### SHORT EXERCISE
Take the line that contains "What data populates" as the first and the last line of the material as the final one; set down exactly the lines in that span.

### RECORDS TO PROCESS
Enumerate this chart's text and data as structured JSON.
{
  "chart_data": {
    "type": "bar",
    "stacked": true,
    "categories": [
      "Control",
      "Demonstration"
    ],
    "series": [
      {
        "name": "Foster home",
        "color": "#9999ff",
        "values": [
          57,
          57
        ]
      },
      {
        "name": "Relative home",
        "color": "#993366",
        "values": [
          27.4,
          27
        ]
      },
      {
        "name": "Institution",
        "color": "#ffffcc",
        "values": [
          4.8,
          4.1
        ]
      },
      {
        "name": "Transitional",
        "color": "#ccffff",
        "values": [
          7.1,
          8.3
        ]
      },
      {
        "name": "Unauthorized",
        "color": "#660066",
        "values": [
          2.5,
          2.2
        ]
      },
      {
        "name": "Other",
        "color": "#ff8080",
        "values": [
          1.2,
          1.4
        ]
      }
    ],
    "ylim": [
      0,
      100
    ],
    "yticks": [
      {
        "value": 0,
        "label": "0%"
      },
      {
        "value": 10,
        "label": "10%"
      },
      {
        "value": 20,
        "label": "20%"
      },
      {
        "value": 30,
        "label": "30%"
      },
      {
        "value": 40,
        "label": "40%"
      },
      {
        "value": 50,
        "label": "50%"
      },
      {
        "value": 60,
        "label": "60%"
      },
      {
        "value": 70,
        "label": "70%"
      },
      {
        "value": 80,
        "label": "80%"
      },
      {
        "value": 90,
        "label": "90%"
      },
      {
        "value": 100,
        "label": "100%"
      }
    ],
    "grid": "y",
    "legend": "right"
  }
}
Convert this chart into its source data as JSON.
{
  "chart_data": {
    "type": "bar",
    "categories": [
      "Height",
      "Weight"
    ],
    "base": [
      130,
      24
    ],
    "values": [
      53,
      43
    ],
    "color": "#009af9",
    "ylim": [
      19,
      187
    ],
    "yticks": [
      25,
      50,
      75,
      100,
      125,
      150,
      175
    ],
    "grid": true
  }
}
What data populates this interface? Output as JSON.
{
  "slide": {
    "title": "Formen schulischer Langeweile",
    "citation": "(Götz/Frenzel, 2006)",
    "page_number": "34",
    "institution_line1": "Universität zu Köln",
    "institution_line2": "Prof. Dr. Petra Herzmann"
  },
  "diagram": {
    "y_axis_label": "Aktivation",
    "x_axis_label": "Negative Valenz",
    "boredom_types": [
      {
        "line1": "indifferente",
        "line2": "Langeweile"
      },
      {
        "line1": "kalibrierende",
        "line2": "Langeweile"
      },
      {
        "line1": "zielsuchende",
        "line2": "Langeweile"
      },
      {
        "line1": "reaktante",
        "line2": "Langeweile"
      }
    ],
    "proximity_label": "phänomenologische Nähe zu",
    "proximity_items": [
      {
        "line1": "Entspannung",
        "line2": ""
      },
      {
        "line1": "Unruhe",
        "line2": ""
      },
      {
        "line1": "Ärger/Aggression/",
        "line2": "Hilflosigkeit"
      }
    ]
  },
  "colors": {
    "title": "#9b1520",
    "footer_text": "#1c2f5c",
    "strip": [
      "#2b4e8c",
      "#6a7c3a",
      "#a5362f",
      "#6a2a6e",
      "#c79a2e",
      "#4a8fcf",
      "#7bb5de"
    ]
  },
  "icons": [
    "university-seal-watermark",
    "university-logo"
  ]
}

### THE RESPONSE
What data populates this interface? Output as JSON.
{
  "slide": {
    "title": "Formen schulischer Langeweile",
    "citation": "(Götz/Frenzel, 2006)",
    "page_number": "34",
    "institution_line1": "Universität zu Köln",
    "institution_line2": "Prof. Dr. Petra Herzmann"
  },
  "diagram": {
    "y_axis_label": "Aktivation",
    "x_axis_label": "Negative Valenz",
    "boredom_types": [
      {
        "line1": "indifferente",
        "line2": "Langeweile"
      },
      {
        "line1": "kalibrierende",
        "line2": "Langeweile"
      },
      {
        "line1": "zielsuchende",
        "line2": "Langeweile"
      },
      {
        "line1": "reaktante",
        "line2": "Langeweile"
      }
    ],
    "proximity_label": "phänomenologische Nähe zu",
    "proximity_items": [
      {
        "line1": "Entspannung",
        "line2": ""
      },
      {
        "line1": "Unruhe",
        "line2": ""
      },
      {
        "line1": "Ärger/Aggression/",
        "line2": "Hilflosigkeit"
      }
    ]
  },
  "colors": {
    "title": "#9b1520",
    "footer_text": "#1c2f5c",
    "strip": [
      "#2b4e8c",
      "#6a7c3a",
      "#a5362f",
      "#6a2a6e",
      "#c79a2e",
      "#4a8fcf",
      "#7bb5de"
    ]
  },
  "icons": [
    "university-seal-watermark",
    "university-logo"
  ]
}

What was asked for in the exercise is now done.